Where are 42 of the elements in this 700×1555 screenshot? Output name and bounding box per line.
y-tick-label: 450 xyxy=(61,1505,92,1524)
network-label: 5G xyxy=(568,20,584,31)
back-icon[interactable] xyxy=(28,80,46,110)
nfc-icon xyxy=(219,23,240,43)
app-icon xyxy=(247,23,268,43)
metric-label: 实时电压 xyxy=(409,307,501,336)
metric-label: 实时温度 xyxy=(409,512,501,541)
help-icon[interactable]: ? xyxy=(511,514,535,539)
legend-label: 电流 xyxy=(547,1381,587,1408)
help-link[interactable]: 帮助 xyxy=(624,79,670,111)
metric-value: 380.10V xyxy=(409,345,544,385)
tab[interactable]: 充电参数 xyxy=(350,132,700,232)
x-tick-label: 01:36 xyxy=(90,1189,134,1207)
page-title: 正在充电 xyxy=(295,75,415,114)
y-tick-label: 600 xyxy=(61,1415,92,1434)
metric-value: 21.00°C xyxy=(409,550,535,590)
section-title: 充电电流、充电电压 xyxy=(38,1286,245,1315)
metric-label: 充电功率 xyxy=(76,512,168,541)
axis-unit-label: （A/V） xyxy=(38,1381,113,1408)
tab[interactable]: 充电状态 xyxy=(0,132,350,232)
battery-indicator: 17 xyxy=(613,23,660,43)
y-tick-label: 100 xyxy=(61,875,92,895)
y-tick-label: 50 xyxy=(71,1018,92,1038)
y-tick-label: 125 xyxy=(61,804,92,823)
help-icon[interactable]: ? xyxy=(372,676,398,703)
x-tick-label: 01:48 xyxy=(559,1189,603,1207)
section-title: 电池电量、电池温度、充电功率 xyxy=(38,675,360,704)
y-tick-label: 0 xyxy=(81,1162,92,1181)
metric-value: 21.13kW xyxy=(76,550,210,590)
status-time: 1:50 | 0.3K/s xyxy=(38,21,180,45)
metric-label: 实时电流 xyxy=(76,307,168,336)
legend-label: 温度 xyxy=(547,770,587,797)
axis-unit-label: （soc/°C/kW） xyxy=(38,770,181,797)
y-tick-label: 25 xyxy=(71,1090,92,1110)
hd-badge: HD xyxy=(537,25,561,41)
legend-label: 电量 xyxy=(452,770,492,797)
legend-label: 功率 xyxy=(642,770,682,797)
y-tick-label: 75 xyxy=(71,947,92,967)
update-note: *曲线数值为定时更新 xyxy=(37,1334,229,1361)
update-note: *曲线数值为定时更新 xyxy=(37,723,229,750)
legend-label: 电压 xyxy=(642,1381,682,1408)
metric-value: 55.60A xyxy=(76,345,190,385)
────────
- **REQUIRED TASK**
Reproduce every line of the material above verbatim, keeping each character and the original order unchanged.

- **RESULT**
Where are 42 of the elements in this 700×1555 screenshot? Output name and bounding box per line.
y-tick-label: 450 xyxy=(61,1505,92,1524)
network-label: 5G xyxy=(568,20,584,31)
back-icon[interactable] xyxy=(28,80,46,110)
nfc-icon xyxy=(219,23,240,43)
app-icon xyxy=(247,23,268,43)
metric-label: 实时电压 xyxy=(409,307,501,336)
metric-label: 实时温度 xyxy=(409,512,501,541)
help-icon[interactable]: ? xyxy=(511,514,535,539)
legend-label: 电流 xyxy=(547,1381,587,1408)
help-link[interactable]: 帮助 xyxy=(624,79,670,111)
metric-value: 380.10V xyxy=(409,345,544,385)
tab[interactable]: 充电参数 xyxy=(350,132,700,232)
x-tick-label: 01:36 xyxy=(90,1189,134,1207)
page-title: 正在充电 xyxy=(295,75,415,114)
y-tick-label: 600 xyxy=(61,1415,92,1434)
metric-value: 21.00°C xyxy=(409,550,535,590)
section-title: 充电电流、充电电压 xyxy=(38,1286,245,1315)
metric-label: 充电功率 xyxy=(76,512,168,541)
axis-unit-label: （A/V） xyxy=(38,1381,113,1408)
tab[interactable]: 充电状态 xyxy=(0,132,350,232)
battery-indicator: 17 xyxy=(613,23,660,43)
y-tick-label: 100 xyxy=(61,875,92,895)
y-tick-label: 50 xyxy=(71,1018,92,1038)
y-tick-label: 125 xyxy=(61,804,92,823)
help-icon[interactable]: ? xyxy=(372,676,398,703)
x-tick-label: 01:48 xyxy=(559,1189,603,1207)
section-title: 电池电量、电池温度、充电功率 xyxy=(38,675,360,704)
y-tick-label: 0 xyxy=(81,1162,92,1181)
metric-value: 21.13kW xyxy=(76,550,210,590)
status-time: 1:50 | 0.3K/s xyxy=(38,21,180,45)
metric-label: 实时电流 xyxy=(76,307,168,336)
legend-label: 温度 xyxy=(547,770,587,797)
axis-unit-label: （soc/°C/kW） xyxy=(38,770,181,797)
y-tick-label: 25 xyxy=(71,1090,92,1110)
hd-badge: HD xyxy=(537,25,561,41)
legend-label: 电量 xyxy=(452,770,492,797)
legend-label: 功率 xyxy=(642,770,682,797)
y-tick-label: 75 xyxy=(71,947,92,967)
update-note: *曲线数值为定时更新 xyxy=(37,1334,229,1361)
update-note: *曲线数值为定时更新 xyxy=(37,723,229,750)
legend-label: 电压 xyxy=(642,1381,682,1408)
metric-value: 55.60A xyxy=(76,345,190,385)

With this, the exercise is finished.